Find every line of the records that has "lesion" and return it.

*** Data to examine Section Begins ***

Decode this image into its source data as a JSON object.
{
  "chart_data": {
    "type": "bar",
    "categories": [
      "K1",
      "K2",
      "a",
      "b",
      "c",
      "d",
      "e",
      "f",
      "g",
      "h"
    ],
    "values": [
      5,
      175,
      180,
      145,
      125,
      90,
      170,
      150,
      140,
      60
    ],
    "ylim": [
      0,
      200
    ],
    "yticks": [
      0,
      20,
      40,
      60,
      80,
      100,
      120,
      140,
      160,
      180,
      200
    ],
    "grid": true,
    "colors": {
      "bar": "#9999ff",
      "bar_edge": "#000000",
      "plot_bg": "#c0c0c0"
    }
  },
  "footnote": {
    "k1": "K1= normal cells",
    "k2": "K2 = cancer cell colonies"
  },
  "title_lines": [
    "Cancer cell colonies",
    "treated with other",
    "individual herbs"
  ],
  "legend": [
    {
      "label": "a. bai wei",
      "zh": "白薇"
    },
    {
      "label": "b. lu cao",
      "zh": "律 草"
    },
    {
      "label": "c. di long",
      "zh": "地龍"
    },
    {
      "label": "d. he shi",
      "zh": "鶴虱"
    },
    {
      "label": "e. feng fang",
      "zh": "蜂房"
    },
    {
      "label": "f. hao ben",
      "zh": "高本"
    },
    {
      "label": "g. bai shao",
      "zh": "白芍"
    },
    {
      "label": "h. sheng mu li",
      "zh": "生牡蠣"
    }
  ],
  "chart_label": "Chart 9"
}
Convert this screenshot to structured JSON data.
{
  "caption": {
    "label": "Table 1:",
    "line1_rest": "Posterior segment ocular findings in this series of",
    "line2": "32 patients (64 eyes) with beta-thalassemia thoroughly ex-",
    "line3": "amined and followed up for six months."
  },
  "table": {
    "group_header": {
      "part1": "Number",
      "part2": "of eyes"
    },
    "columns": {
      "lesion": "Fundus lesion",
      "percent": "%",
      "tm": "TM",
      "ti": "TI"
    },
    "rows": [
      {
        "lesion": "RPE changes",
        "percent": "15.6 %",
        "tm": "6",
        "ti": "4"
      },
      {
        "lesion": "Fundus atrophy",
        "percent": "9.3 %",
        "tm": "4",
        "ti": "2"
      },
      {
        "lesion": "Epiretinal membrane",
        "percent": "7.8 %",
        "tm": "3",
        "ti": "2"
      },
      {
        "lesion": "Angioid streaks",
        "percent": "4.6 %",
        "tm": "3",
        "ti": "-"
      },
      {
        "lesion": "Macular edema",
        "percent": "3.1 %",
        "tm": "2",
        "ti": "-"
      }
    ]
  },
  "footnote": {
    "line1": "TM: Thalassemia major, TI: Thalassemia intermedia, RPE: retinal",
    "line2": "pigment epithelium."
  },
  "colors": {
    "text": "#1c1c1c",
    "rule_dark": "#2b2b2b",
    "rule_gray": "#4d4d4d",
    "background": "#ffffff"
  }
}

*** Data to examine Section Ends ***

# [Result]
      "lesion": "Fundus lesion",
        "lesion": "RPE changes",
        "lesion": "Fundus atrophy",
        "lesion": "Epiretinal membrane",
        "lesion": "Angioid streaks",
        "lesion": "Macular edema",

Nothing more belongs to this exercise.